* [WHAT IS EXPECTED]: Leave out the pictures and return every entry exactly as it appears.

* [DATA FOR PROCESSING]:
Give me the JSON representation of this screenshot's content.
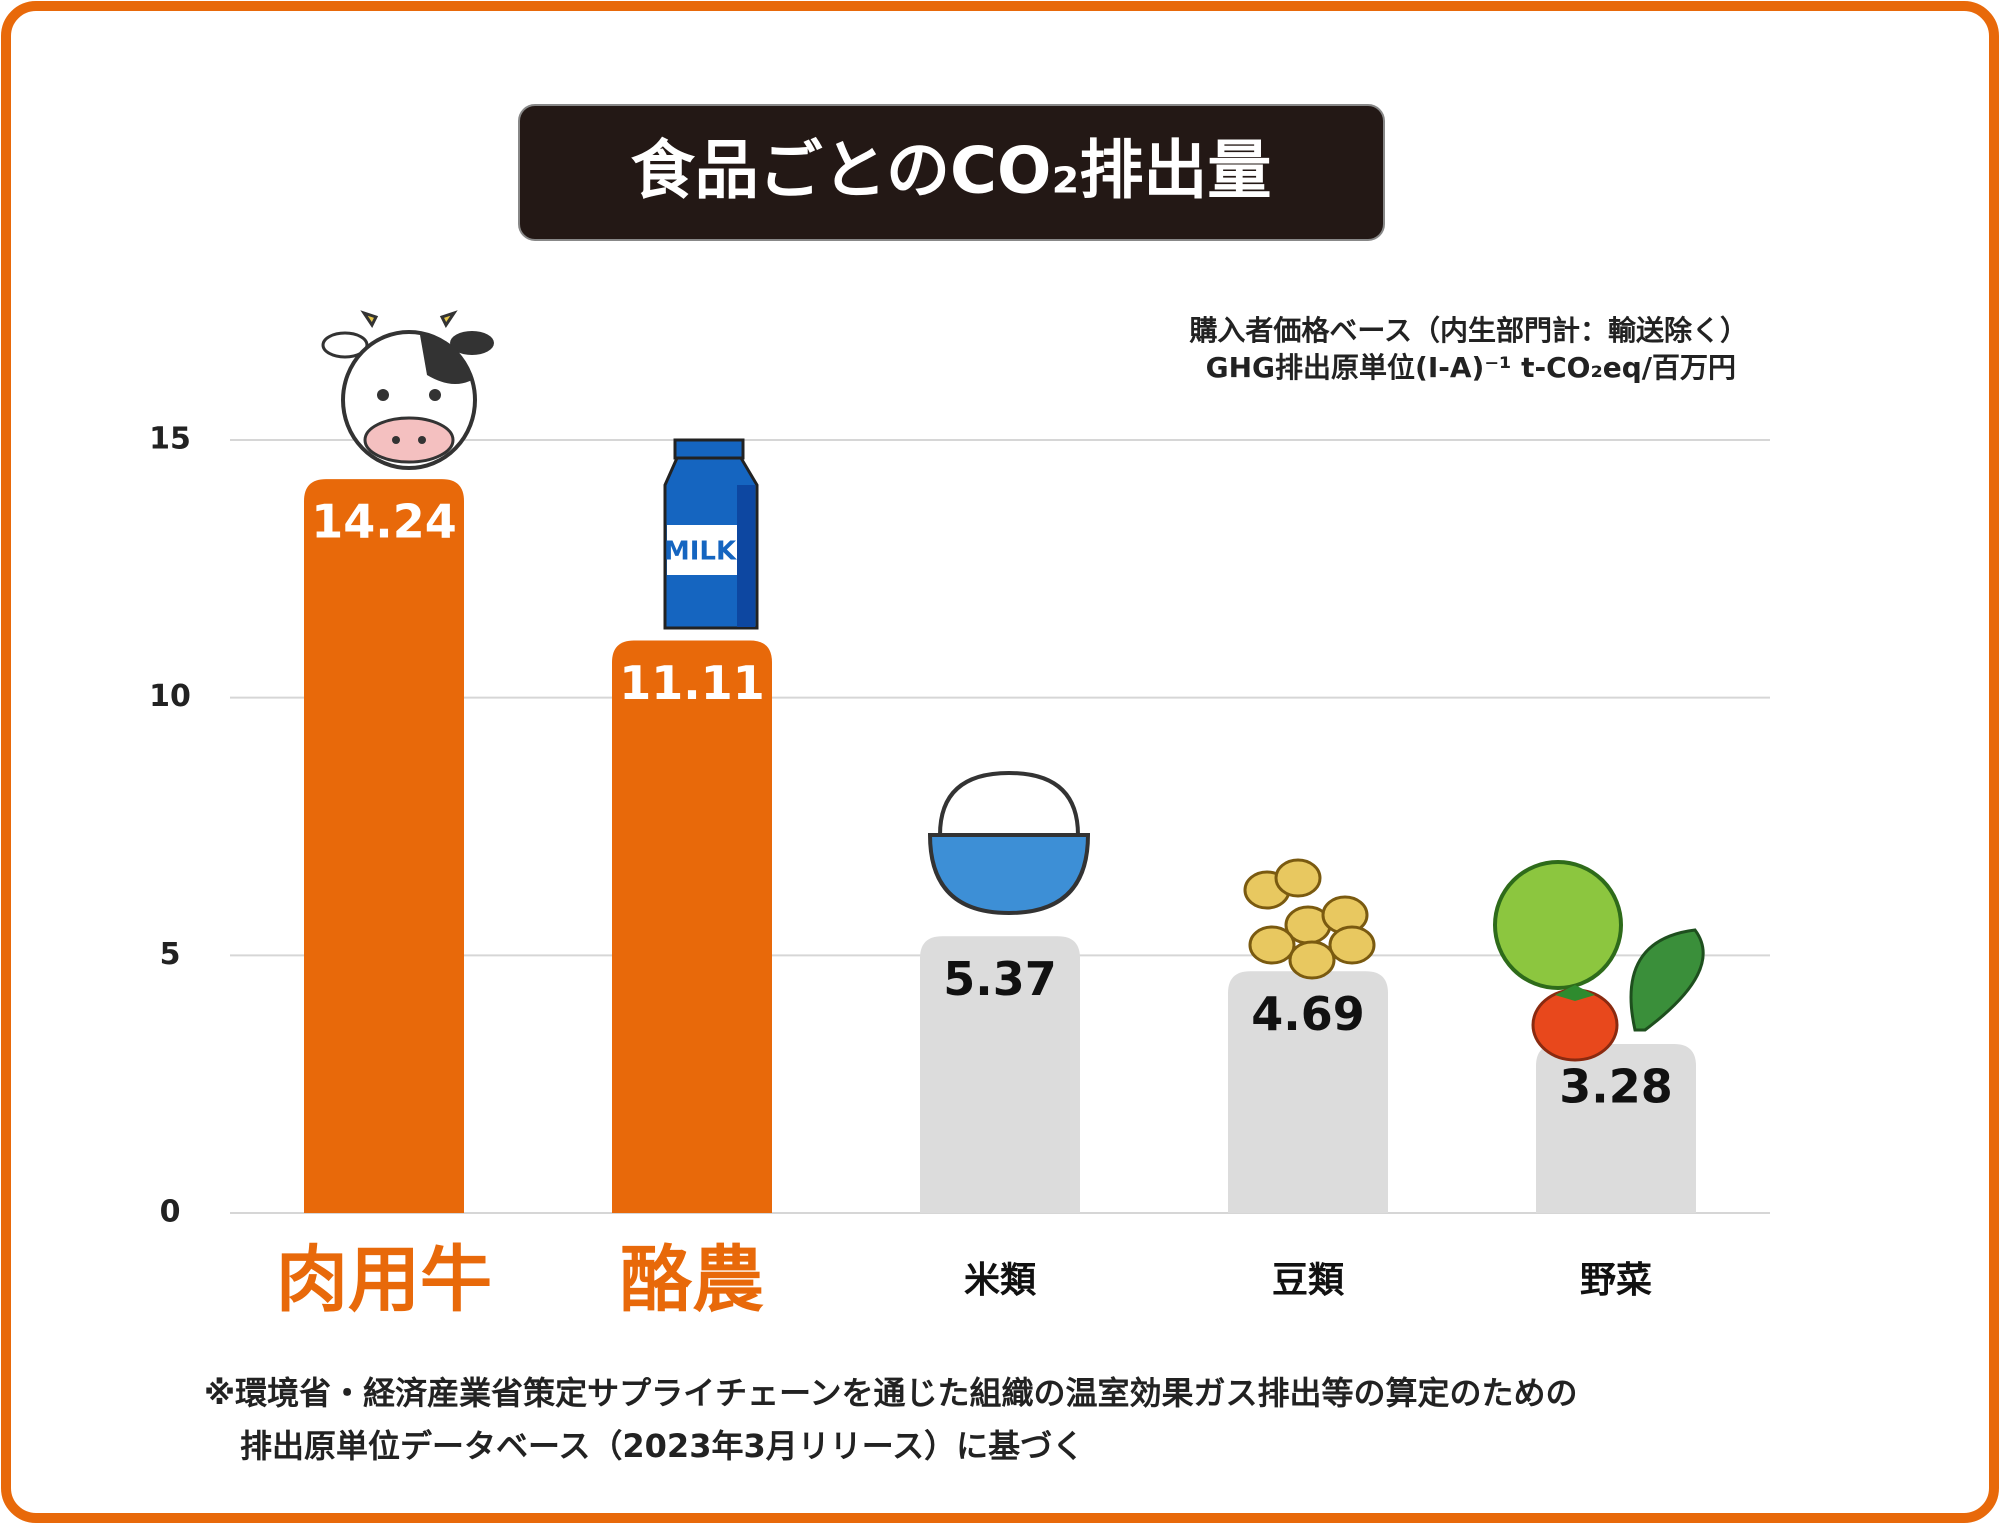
{
  "chart_data": {
    "type": "bar",
    "title": "食品ごとのCO₂排出量",
    "unit_note": [
      "購入者価格ベース（内生部門計：輸送除く）",
      "GHG排出原単位(I-A)⁻¹ t-CO₂eq/百万円"
    ],
    "categories": [
      "肉用牛",
      "酪農",
      "米類",
      "豆類",
      "野菜"
    ],
    "values": [
      14.24,
      11.11,
      5.37,
      4.69,
      3.28
    ],
    "colors": [
      "#e8690a",
      "#e8690a",
      "#dcdcdc",
      "#dcdcdc",
      "#dcdcdc"
    ],
    "highlight": [
      true,
      true,
      false,
      false,
      false
    ],
    "ylim": [
      0,
      15
    ],
    "yticks": [
      0,
      5,
      10,
      15
    ],
    "grid": true,
    "footnote": [
      "※環境省・経済産業省策定サプライチェーンを通じた組織の温室効果ガス排出等の算定のための",
      "排出原単位データベース（2023年3月リリース）に基づく"
    ]
  }
}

* [RESPONSE FOR THIS EXERCISE]:
Give me the JSON representation of this screenshot's content.
{
  "chart_data": {
    "type": "bar",
    "title": "食品ごとのCO₂排出量",
    "unit_note": [
      "購入者価格ベース（内生部門計：輸送除く）",
      "GHG排出原単位(I-A)⁻¹ t-CO₂eq/百万円"
    ],
    "categories": [
      "肉用牛",
      "酪農",
      "米類",
      "豆類",
      "野菜"
    ],
    "values": [
      14.24,
      11.11,
      5.37,
      4.69,
      3.28
    ],
    "colors": [
      "#e8690a",
      "#e8690a",
      "#dcdcdc",
      "#dcdcdc",
      "#dcdcdc"
    ],
    "highlight": [
      true,
      true,
      false,
      false,
      false
    ],
    "ylim": [
      0,
      15
    ],
    "yticks": [
      0,
      5,
      10,
      15
    ],
    "grid": true,
    "footnote": [
      "※環境省・経済産業省策定サプライチェーンを通じた組織の温室効果ガス排出等の算定のための",
      "排出原単位データベース（2023年3月リリース）に基づく"
    ]
  }
}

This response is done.